**Record excerpts**:
::::

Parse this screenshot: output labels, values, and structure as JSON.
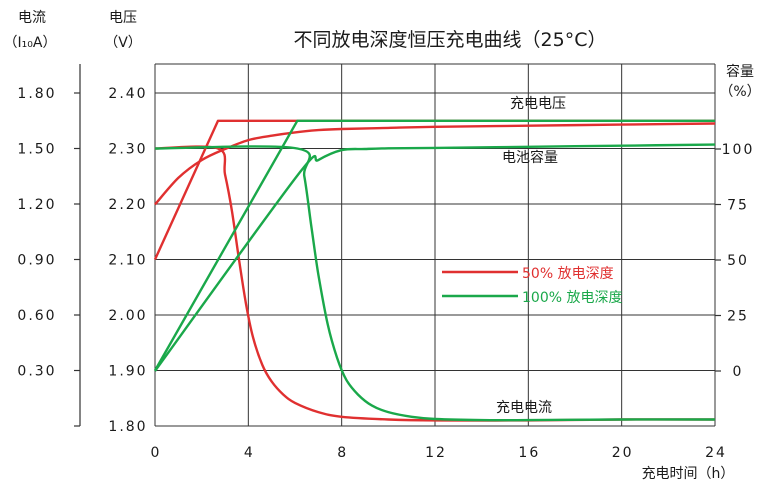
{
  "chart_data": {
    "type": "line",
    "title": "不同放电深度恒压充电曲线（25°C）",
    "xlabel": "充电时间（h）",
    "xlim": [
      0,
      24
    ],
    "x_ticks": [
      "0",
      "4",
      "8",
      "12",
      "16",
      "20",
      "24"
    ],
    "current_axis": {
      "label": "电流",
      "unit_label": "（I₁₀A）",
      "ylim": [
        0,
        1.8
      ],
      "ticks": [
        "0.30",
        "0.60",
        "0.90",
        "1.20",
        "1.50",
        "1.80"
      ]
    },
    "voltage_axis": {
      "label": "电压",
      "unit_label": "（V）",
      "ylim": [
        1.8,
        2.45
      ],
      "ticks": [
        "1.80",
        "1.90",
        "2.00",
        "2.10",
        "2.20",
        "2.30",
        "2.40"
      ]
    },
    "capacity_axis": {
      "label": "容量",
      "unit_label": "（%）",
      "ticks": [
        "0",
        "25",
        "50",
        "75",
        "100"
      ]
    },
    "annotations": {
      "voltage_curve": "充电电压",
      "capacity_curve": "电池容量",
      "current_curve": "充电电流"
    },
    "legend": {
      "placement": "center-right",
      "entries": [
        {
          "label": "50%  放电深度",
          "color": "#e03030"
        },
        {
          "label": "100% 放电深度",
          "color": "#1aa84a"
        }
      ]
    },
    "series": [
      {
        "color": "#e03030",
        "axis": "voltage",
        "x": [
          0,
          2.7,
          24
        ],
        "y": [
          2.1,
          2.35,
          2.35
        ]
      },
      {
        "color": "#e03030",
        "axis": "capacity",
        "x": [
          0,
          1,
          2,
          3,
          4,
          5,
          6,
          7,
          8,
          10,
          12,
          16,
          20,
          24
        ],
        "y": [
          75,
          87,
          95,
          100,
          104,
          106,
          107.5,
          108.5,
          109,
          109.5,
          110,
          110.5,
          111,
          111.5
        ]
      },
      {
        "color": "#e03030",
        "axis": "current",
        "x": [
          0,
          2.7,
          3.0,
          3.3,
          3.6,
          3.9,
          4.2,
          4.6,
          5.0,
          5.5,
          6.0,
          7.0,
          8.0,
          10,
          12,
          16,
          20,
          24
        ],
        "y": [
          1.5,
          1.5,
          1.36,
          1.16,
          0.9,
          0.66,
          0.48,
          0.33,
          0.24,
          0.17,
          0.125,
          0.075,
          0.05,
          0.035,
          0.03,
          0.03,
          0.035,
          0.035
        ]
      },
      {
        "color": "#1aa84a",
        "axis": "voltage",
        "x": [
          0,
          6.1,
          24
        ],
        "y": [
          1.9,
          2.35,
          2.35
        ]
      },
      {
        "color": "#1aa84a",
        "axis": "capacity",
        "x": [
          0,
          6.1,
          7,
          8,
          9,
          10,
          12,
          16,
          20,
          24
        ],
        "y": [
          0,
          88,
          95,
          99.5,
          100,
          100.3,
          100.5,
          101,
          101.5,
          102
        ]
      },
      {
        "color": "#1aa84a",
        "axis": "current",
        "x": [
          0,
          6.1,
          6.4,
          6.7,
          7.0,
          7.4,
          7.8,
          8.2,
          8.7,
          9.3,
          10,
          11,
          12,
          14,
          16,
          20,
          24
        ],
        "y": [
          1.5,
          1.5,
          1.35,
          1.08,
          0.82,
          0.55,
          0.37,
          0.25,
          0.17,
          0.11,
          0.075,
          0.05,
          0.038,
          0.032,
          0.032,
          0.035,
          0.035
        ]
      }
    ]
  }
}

::::

**Directive**: Repeat the material above in full and exactly, omitting the pictures.

**Reply to the exercise**:
Parse this screenshot: output labels, values, and structure as JSON.
{
  "chart_data": {
    "type": "line",
    "title": "不同放电深度恒压充电曲线（25°C）",
    "xlabel": "充电时间（h）",
    "xlim": [
      0,
      24
    ],
    "x_ticks": [
      "0",
      "4",
      "8",
      "12",
      "16",
      "20",
      "24"
    ],
    "current_axis": {
      "label": "电流",
      "unit_label": "（I₁₀A）",
      "ylim": [
        0,
        1.8
      ],
      "ticks": [
        "0.30",
        "0.60",
        "0.90",
        "1.20",
        "1.50",
        "1.80"
      ]
    },
    "voltage_axis": {
      "label": "电压",
      "unit_label": "（V）",
      "ylim": [
        1.8,
        2.45
      ],
      "ticks": [
        "1.80",
        "1.90",
        "2.00",
        "2.10",
        "2.20",
        "2.30",
        "2.40"
      ]
    },
    "capacity_axis": {
      "label": "容量",
      "unit_label": "（%）",
      "ticks": [
        "0",
        "25",
        "50",
        "75",
        "100"
      ]
    },
    "annotations": {
      "voltage_curve": "充电电压",
      "capacity_curve": "电池容量",
      "current_curve": "充电电流"
    },
    "legend": {
      "placement": "center-right",
      "entries": [
        {
          "label": "50%  放电深度",
          "color": "#e03030"
        },
        {
          "label": "100% 放电深度",
          "color": "#1aa84a"
        }
      ]
    },
    "series": [
      {
        "color": "#e03030",
        "axis": "voltage",
        "x": [
          0,
          2.7,
          24
        ],
        "y": [
          2.1,
          2.35,
          2.35
        ]
      },
      {
        "color": "#e03030",
        "axis": "capacity",
        "x": [
          0,
          1,
          2,
          3,
          4,
          5,
          6,
          7,
          8,
          10,
          12,
          16,
          20,
          24
        ],
        "y": [
          75,
          87,
          95,
          100,
          104,
          106,
          107.5,
          108.5,
          109,
          109.5,
          110,
          110.5,
          111,
          111.5
        ]
      },
      {
        "color": "#e03030",
        "axis": "current",
        "x": [
          0,
          2.7,
          3.0,
          3.3,
          3.6,
          3.9,
          4.2,
          4.6,
          5.0,
          5.5,
          6.0,
          7.0,
          8.0,
          10,
          12,
          16,
          20,
          24
        ],
        "y": [
          1.5,
          1.5,
          1.36,
          1.16,
          0.9,
          0.66,
          0.48,
          0.33,
          0.24,
          0.17,
          0.125,
          0.075,
          0.05,
          0.035,
          0.03,
          0.03,
          0.035,
          0.035
        ]
      },
      {
        "color": "#1aa84a",
        "axis": "voltage",
        "x": [
          0,
          6.1,
          24
        ],
        "y": [
          1.9,
          2.35,
          2.35
        ]
      },
      {
        "color": "#1aa84a",
        "axis": "capacity",
        "x": [
          0,
          6.1,
          7,
          8,
          9,
          10,
          12,
          16,
          20,
          24
        ],
        "y": [
          0,
          88,
          95,
          99.5,
          100,
          100.3,
          100.5,
          101,
          101.5,
          102
        ]
      },
      {
        "color": "#1aa84a",
        "axis": "current",
        "x": [
          0,
          6.1,
          6.4,
          6.7,
          7.0,
          7.4,
          7.8,
          8.2,
          8.7,
          9.3,
          10,
          11,
          12,
          14,
          16,
          20,
          24
        ],
        "y": [
          1.5,
          1.5,
          1.35,
          1.08,
          0.82,
          0.55,
          0.37,
          0.25,
          0.17,
          0.11,
          0.075,
          0.05,
          0.038,
          0.032,
          0.032,
          0.035,
          0.035
        ]
      }
    ]
  }
}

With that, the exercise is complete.